▶ PROBLEM DETAILS: Repeat the records below exactly.

▶ DATA TO USE:
****

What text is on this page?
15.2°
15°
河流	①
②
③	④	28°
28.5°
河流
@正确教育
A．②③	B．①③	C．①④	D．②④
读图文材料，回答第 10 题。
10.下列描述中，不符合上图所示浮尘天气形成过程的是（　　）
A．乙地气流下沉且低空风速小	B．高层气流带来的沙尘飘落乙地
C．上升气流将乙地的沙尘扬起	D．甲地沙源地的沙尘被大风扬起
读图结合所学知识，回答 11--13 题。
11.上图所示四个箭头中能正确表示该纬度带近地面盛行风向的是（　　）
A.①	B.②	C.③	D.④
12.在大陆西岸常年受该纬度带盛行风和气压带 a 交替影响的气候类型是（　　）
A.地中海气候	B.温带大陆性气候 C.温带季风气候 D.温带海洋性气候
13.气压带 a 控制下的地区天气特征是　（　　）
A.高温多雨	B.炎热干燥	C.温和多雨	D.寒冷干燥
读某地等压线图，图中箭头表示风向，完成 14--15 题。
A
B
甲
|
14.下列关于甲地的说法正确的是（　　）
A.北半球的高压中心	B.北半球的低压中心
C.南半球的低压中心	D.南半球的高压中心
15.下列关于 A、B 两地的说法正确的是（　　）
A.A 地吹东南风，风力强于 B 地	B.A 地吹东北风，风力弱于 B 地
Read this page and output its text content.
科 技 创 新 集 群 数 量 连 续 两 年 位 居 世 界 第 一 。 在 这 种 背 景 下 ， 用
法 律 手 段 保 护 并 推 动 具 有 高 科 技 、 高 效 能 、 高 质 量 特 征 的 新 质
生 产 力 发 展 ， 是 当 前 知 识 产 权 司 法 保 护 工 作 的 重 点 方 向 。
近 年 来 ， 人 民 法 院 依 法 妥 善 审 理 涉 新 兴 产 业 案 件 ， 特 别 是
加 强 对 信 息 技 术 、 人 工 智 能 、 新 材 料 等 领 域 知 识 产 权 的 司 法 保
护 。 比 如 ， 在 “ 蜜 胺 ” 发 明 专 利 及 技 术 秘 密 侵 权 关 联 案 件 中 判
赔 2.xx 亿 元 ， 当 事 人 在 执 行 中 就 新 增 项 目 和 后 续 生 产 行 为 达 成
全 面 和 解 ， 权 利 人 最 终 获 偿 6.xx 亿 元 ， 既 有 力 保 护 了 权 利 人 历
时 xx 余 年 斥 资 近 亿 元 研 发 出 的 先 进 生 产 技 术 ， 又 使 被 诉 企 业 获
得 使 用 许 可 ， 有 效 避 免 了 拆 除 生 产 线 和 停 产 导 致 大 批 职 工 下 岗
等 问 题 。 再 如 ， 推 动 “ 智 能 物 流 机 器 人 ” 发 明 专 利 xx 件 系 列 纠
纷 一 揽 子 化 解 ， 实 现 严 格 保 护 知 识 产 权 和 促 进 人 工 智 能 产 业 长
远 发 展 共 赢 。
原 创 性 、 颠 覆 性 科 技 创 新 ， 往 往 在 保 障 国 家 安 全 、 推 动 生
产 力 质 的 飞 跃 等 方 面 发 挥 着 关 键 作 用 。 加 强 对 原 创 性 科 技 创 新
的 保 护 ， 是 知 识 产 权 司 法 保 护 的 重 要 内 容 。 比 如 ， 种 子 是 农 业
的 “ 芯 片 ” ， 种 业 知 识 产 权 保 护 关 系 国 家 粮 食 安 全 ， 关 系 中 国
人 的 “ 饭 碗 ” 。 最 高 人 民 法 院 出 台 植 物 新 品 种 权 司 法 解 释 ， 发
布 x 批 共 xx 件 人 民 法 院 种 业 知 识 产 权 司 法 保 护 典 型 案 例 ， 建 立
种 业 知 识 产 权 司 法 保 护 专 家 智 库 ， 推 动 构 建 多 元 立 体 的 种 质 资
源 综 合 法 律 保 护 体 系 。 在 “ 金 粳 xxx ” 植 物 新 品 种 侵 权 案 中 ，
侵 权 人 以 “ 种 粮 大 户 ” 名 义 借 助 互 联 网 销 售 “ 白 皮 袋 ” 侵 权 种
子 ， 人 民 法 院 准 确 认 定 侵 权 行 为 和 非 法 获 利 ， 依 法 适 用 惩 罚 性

****

▶ RESPONSE TO THE TASK:
What text is on this page?
15.2°
15°
河流	①
②
③	④	28°
28.5°
河流
@正确教育
A．②③	B．①③	C．①④	D．②④
读图文材料，回答第 10 题。
10.下列描述中，不符合上图所示浮尘天气形成过程的是（　　）
A．乙地气流下沉且低空风速小	B．高层气流带来的沙尘飘落乙地
C．上升气流将乙地的沙尘扬起	D．甲地沙源地的沙尘被大风扬起
读图结合所学知识，回答 11--13 题。
11.上图所示四个箭头中能正确表示该纬度带近地面盛行风向的是（　　）
A.①	B.②	C.③	D.④
12.在大陆西岸常年受该纬度带盛行风和气压带 a 交替影响的气候类型是（　　）
A.地中海气候	B.温带大陆性气候 C.温带季风气候 D.温带海洋性气候
13.气压带 a 控制下的地区天气特征是　（　　）
A.高温多雨	B.炎热干燥	C.温和多雨	D.寒冷干燥
读某地等压线图，图中箭头表示风向，完成 14--15 题。
A
B
甲
|
14.下列关于甲地的说法正确的是（　　）
A.北半球的高压中心	B.北半球的低压中心
C.南半球的低压中心	D.南半球的高压中心
15.下列关于 A、B 两地的说法正确的是（　　）
A.A 地吹东南风，风力强于 B 地	B.A 地吹东北风，风力弱于 B 地
Read this page and output its text content.
科 技 创 新 集 群 数 量 连 续 两 年 位 居 世 界 第 一 。 在 这 种 背 景 下 ， 用
法 律 手 段 保 护 并 推 动 具 有 高 科 技 、 高 效 能 、 高 质 量 特 征 的 新 质
生 产 力 发 展 ， 是 当 前 知 识 产 权 司 法 保 护 工 作 的 重 点 方 向 。
近 年 来 ， 人 民 法 院 依 法 妥 善 审 理 涉 新 兴 产 业 案 件 ， 特 别 是
加 强 对 信 息 技 术 、 人 工 智 能 、 新 材 料 等 领 域 知 识 产 权 的 司 法 保
护 。 比 如 ， 在 “ 蜜 胺 ” 发 明 专 利 及 技 术 秘 密 侵 权 关 联 案 件 中 判
赔 2.xx 亿 元 ， 当 事 人 在 执 行 中 就 新 增 项 目 和 后 续 生 产 行 为 达 成
全 面 和 解 ， 权 利 人 最 终 获 偿 6.xx 亿 元 ， 既 有 力 保 护 了 权 利 人 历
时 xx 余 年 斥 资 近 亿 元 研 发 出 的 先 进 生 产 技 术 ， 又 使 被 诉 企 业 获
得 使 用 许 可 ， 有 效 避 免 了 拆 除 生 产 线 和 停 产 导 致 大 批 职 工 下 岗
等 问 题 。 再 如 ， 推 动 “ 智 能 物 流 机 器 人 ” 发 明 专 利 xx 件 系 列 纠
纷 一 揽 子 化 解 ， 实 现 严 格 保 护 知 识 产 权 和 促 进 人 工 智 能 产 业 长
远 发 展 共 赢 。
原 创 性 、 颠 覆 性 科 技 创 新 ， 往 往 在 保 障 国 家 安 全 、 推 动 生
产 力 质 的 飞 跃 等 方 面 发 挥 着 关 键 作 用 。 加 强 对 原 创 性 科 技 创 新
的 保 护 ， 是 知 识 产 权 司 法 保 护 的 重 要 内 容 。 比 如 ， 种 子 是 农 业
的 “ 芯 片 ” ， 种 业 知 识 产 权 保 护 关 系 国 家 粮 食 安 全 ， 关 系 中 国
人 的 “ 饭 碗 ” 。 最 高 人 民 法 院 出 台 植 物 新 品 种 权 司 法 解 释 ， 发
布 x 批 共 xx 件 人 民 法 院 种 业 知 识 产 权 司 法 保 护 典 型 案 例 ， 建 立
种 业 知 识 产 权 司 法 保 护 专 家 智 库 ， 推 动 构 建 多 元 立 体 的 种 质 资
源 综 合 法 律 保 护 体 系 。 在 “ 金 粳 xxx ” 植 物 新 品 种 侵 权 案 中 ，
侵 权 人 以 “ 种 粮 大 户 ” 名 义 借 助 互 联 网 销 售 “ 白 皮 袋 ” 侵 权 种
子 ， 人 民 法 院 准 确 认 定 侵 权 行 为 和 非 法 获 利 ， 依 法 适 用 惩 罚 性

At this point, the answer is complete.